#### [WHAT THE TASK REQUIRES]
Pick out the lines below that include the string "document".

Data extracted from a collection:
————————
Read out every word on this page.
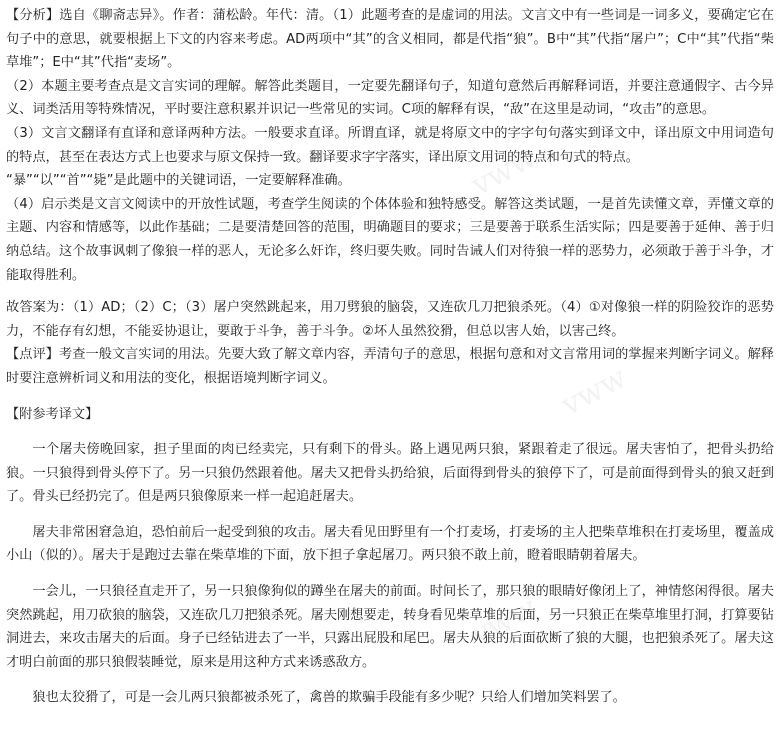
vww
vww
vww

【分析】选自《聊斋志异》。作者：蒲松龄。年代：清。（1）此题考查的是虚词的用法。文言文中有一些词是一词多义，要确定它在句子中的意思，就要根据上下文的内容来考虑。AD两项中“其”的含义相同，都是代指“狼”。B中“其”代指“屠户”；C中“其”代指“柴草堆”；E中“其”代指“麦场”。

（2）本题主要考查点是文言实词的理解。解答此类题目，一定要先翻译句子，知道句意然后再解释词语，并要注意通假字、古今异义、词类活用等特殊情况，平时要注意积累并识记一些常见的实词。C项的解释有误，“敌”在这里是动词，“攻击”的意思。

（3）文言文翻译有直译和意译两种方法。一般要求直译。所谓直译，就是将原文中的字字句句落实到译文中，译出原文中用词造句的特点，甚至在表达方式上也要求与原文保持一致。翻译要求字字落实，译出原文用词的特点和句式的特点。
“暴”“以”“首”“毙”是此题中的关键词语，一定要解释准确。

（4）启示类是文言文阅读中的开放性试题，考查学生阅读的个体体验和独特感受。解答这类试题，一是首先读懂文章，弄懂文章的主题、内容和情感等，以此作基础；二是要清楚回答的范围，明确题目的要求；三是要善于联系生活实际；四是要善于延伸、善于归纳总结。这个故事讽刺了像狼一样的恶人，无论多么奸诈，终归要失败。同时告诫人们对待狼一样的恶势力，必须敢于善于斗争，才能取得胜利。

故答案为：（1）AD；（2）C；（3）屠户突然跳起来，用刀劈狼的脑袋，又连砍几刀把狼杀死。（4）①对像狼一样的阴险狡诈的恶势力，不能存有幻想，不能妥协退让，要敢于斗争，善于斗争。②坏人虽然狡猾，但总以害人始，以害己终。

【点评】考查一般文言实词的用法。先要大致了解文章内容，弄清句子的意思，根据句意和对文言常用词的掌握来判断字词义。解释时要注意辨析词义和用法的变化，根据语境判断字词义。

【附参考译文】

一个屠夫傍晚回家，担子里面的肉已经卖完，只有剩下的骨头。路上遇见两只狼，紧跟着走了很远。屠夫害怕了，把骨头扔给狼。一只狼得到骨头停下了。另一只狼仍然跟着他。屠夫又把骨头扔给狼，后面得到骨头的狼停下了，可是前面得到骨头的狼又赶到了。骨头已经扔完了。但是两只狼像原来一样一起追赶屠夫。

屠夫非常困窘急迫，恐怕前后一起受到狼的攻击。屠夫看见田野里有一个打麦场，打麦场的主人把柴草堆积在打麦场里，覆盖成小山（似的）。屠夫于是跑过去靠在柴草堆的下面，放下担子拿起屠刀。两只狼不敢上前，瞪着眼睛朝着屠夫。

一会儿，一只狼径直走开了，另一只狼像狗似的蹲坐在屠夫的前面。时间长了，那只狼的眼睛好像闭上了，神情悠闲得很。屠夫突然跳起，用刀砍狼的脑袋，又连砍几刀把狼杀死。屠夫刚想要走，转身看见柴草堆的后面，另一只狼正在柴草堆里打洞，打算要钻洞进去，来攻击屠夫的后面。身子已经钻进去了一半，只露出屁股和尾巴。屠夫从狼的后面砍断了狼的大腿，也把狼杀死了。屠夫这才明白前面的那只狼假装睡觉，原来是用这种方式来诱惑敌方。

狼也太狡猾了，可是一会儿两只狼都被杀死了，禽兽的欺骗手段能有多少呢？只给人们增加笑料罢了。
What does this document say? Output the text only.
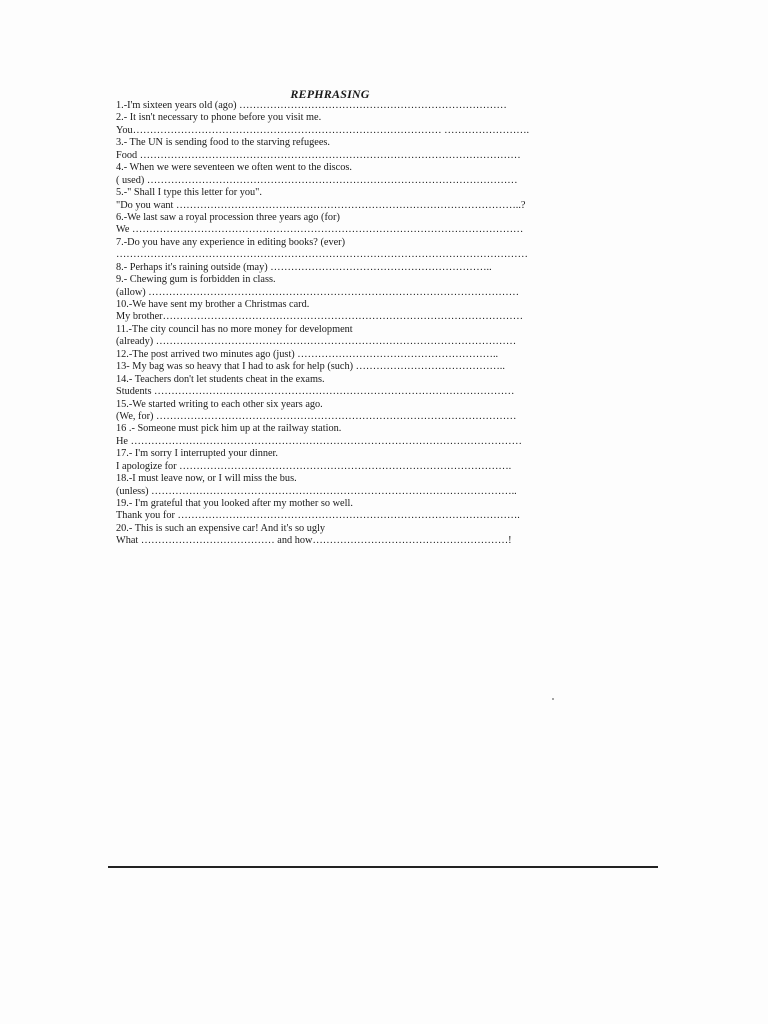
REPHRASING
1.-I'm sixteen years old (ago) ……………………………………………………………………
2.- It isn't necessary to phone before you visit me.
You……………………………………………………………………………… …………………….
3.- The UN is sending food to the starving refugees.
Food …………………………………………………………………………………………………
4.- When we were seventeen we often went to the discos.
( used) ………………………………………………………………………………………………
5.-" Shall I type this letter for you".
"Do you want ………………………………………………………………………………………..?
6.-We last saw a royal procession three years ago (for)
We ……………………………………………………………………………………………………
7.-Do you have any experience in editing books? (ever)
…………………………………………………………………………………………………………
8.- Perhaps it's raining outside (may) ………………………………………………………..
9.- Chewing gum is forbidden in class.
(allow) ………………………………………………………………………………………………
10.-We have sent my brother a Christmas card.
My brother……………………………………………………………………………………………
11.-The city council has no more money for development
(already) ……………………………………………………………………………………………
12.-The post arrived two minutes ago (just) …………………………………………………..
13- My bag was so heavy that I had to ask for help (such) ……………………………………..
14.- Teachers don't let students cheat in the exams.
Students ……………………………………………………………………………………………
15.-We started writing to each other six years ago.
(We, for) ……………………………………………………………………………………………
16 .- Someone must pick him up at the railway station.
He ……………………………………………………………………………………………………
17.- I'm sorry I interrupted your dinner.
I apologize for …………………………………………………………………………………….
18.-I must leave now, or I will miss the bus.
(unless) ……………………………………………………………………………………………..
19.- I'm grateful that you looked after my mother so well.
Thank you for ……………………………………………………………………………………….
20.- This is such an expensive car! And it's so ugly
What ………………………………… and how…………………………………………………!
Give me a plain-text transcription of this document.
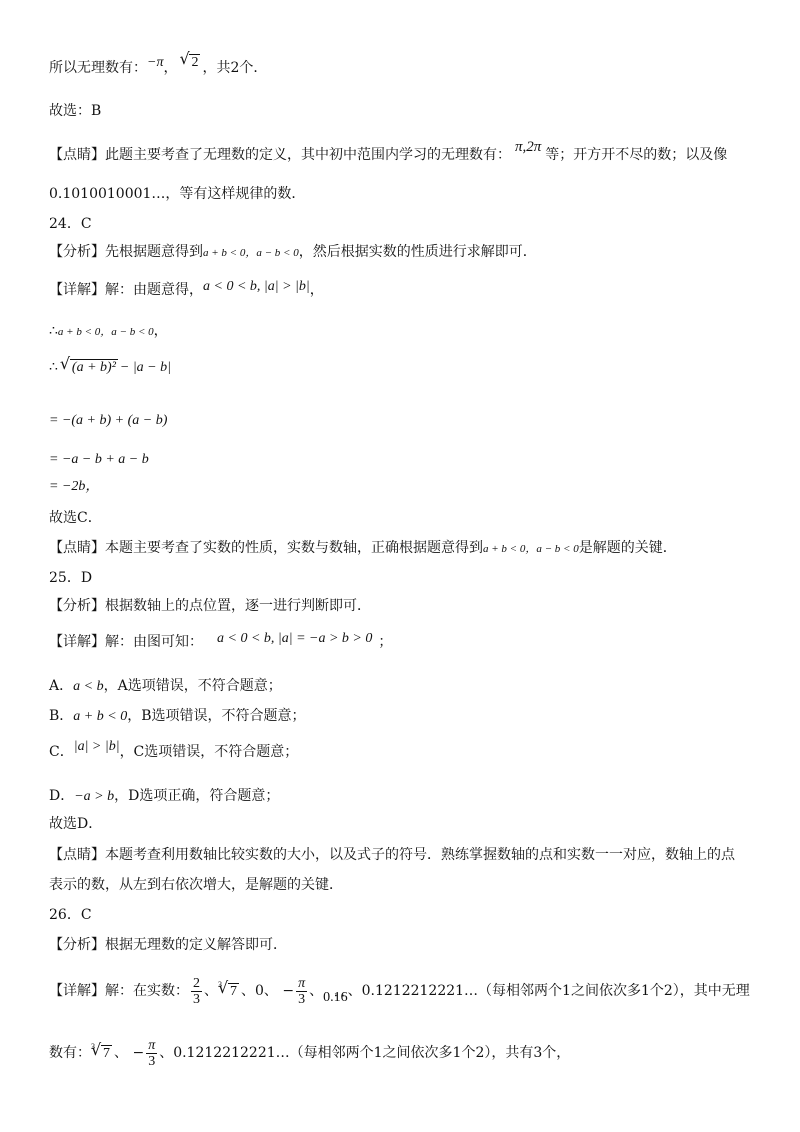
所以无理数有：−π， √ 2 ，共2个．
故选：B
【点睛】此题主要考查了无理数的定义，其中初中范围内学习的无理数有： π,2π 等；开方开不尽的数；以及像
0.1010010001…，等有这样规律的数．
24．C
【分析】先根据题意得到a + b < 0，a − b < 0，然后根据实数的性质进行求解即可．
【详解】解：由题意得，a < 0 < b, |a| > |b|，
∴a + b < 0，a − b < 0，
∴ √ (a + b)² − |a − b|
= −(a + b) + (a − b)
= −a − b + a − b
= −2b，
故选C．
【点睛】本题主要考查了实数的性质，实数与数轴，正确根据题意得到a + b < 0，a − b < 0是解题的关键．
25．D
【分析】根据数轴上的点位置，逐一进行判断即可．
【详解】解：由图可知： a < 0 < b, |a| = −a > b > 0 ；
A．a < b，A选项错误，不符合题意；
B．a + b < 0，B选项错误，不符合题意；
C．|a| > |b|，C选项错误，不符合题意；
D．−a > b，D选项正确，符合题意；
故选D．
【点睛】本题考查利用数轴比较实数的大小，以及式子的符号．熟练掌握数轴的点和实数一一对应，数轴上的点
表示的数，从左到右依次增大，是解题的关键．
26．C
【分析】根据无理数的定义解答即可．
【详解】解：在实数： $\frac{2}{3}$ 、$^3$ √ 7 、0、 − $\frac{\pi}{3}$ 、0.• 1• 6、0.1212212221…（每相邻两个1之间依次多1个2），其中无理
数有：$^3$ √ 7 、 − $\frac{\pi}{3}$ 、0.1212212221…（每相邻两个1之间依次多1个2），共有3个，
————————
#### [EXERCISE SOLUTION]
What does this document say? Output the text only.
Give me a plain-text transcription of this document.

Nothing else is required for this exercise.